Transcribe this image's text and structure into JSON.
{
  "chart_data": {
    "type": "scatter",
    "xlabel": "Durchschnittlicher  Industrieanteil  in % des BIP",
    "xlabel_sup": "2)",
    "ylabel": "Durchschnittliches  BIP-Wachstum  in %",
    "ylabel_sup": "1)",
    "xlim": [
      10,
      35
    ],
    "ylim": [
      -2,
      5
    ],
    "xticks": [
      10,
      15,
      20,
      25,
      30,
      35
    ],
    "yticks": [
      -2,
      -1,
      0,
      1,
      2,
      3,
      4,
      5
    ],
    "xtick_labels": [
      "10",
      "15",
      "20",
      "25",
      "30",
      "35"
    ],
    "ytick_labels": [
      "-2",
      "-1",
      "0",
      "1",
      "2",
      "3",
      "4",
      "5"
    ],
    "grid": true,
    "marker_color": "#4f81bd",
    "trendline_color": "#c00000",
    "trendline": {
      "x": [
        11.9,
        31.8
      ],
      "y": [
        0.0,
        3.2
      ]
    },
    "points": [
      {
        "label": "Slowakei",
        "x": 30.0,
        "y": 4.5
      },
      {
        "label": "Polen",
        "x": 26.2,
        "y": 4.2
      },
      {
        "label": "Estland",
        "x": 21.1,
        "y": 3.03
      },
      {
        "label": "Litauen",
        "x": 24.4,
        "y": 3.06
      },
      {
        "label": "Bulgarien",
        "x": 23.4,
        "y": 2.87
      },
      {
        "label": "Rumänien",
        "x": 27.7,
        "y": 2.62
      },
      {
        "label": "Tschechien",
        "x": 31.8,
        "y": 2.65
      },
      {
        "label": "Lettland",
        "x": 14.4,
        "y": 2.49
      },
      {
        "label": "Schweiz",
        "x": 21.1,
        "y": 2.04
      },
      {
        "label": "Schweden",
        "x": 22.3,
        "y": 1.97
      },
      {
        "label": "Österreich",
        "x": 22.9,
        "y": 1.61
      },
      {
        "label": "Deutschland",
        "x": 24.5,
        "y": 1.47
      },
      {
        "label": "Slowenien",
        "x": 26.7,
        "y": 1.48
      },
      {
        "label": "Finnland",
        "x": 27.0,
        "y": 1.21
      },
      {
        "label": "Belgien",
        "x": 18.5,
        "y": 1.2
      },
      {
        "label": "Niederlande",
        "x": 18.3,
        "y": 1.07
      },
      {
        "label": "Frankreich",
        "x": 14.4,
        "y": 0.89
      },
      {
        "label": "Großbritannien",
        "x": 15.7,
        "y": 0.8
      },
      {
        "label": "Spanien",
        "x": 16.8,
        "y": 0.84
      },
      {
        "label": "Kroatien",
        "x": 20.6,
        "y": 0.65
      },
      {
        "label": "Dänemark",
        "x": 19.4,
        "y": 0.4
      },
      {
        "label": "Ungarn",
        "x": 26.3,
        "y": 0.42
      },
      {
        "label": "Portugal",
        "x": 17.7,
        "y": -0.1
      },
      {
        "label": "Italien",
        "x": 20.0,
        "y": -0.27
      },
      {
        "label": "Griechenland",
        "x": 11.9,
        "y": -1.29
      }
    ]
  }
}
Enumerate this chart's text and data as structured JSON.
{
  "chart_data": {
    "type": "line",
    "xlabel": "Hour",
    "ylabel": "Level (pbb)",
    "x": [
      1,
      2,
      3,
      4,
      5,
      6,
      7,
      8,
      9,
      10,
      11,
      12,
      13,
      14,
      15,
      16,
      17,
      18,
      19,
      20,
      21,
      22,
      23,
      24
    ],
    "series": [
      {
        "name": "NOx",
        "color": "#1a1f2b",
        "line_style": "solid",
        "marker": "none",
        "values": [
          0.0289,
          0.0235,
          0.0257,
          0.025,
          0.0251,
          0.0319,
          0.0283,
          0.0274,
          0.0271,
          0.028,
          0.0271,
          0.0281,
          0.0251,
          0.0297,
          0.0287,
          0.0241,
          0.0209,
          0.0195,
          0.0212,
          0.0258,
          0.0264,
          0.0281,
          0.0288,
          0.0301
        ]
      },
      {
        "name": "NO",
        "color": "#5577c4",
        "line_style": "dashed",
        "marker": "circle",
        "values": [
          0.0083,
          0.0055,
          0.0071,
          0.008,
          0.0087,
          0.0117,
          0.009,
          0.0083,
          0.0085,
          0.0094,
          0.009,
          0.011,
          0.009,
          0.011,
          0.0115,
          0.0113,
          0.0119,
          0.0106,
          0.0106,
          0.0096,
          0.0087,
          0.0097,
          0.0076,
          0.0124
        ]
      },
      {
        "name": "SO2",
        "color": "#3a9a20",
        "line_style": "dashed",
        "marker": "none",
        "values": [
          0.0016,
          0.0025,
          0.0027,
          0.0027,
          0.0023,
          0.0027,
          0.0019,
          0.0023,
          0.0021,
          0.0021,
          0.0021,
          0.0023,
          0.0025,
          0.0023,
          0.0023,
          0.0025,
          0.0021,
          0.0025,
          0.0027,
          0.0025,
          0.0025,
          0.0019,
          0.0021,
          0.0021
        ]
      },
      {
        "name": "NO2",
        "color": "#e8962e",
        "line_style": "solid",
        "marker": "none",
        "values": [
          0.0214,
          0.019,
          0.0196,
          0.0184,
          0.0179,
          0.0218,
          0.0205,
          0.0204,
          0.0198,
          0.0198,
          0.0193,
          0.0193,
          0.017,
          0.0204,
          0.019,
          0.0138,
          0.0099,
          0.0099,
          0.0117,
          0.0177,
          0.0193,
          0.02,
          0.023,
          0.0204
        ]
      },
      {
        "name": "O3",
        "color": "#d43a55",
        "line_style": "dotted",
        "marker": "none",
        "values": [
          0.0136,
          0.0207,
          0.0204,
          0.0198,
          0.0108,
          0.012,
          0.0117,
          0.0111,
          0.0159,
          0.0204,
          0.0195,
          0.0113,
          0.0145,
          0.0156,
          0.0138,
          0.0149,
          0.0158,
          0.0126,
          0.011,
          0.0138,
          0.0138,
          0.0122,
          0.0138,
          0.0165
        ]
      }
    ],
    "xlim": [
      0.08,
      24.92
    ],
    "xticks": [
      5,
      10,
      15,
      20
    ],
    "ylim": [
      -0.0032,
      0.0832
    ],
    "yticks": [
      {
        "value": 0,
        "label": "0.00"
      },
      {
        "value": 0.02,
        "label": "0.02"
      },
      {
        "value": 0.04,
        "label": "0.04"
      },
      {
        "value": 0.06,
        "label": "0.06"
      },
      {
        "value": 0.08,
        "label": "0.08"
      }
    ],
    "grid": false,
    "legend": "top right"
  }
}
════════════════
(Requirement):
Copy out each line of the data where the string "JSON" appears.

(Finished task):
Transcribe this image's text and structure into JSON.
Enumerate this chart's text and data as structured JSON.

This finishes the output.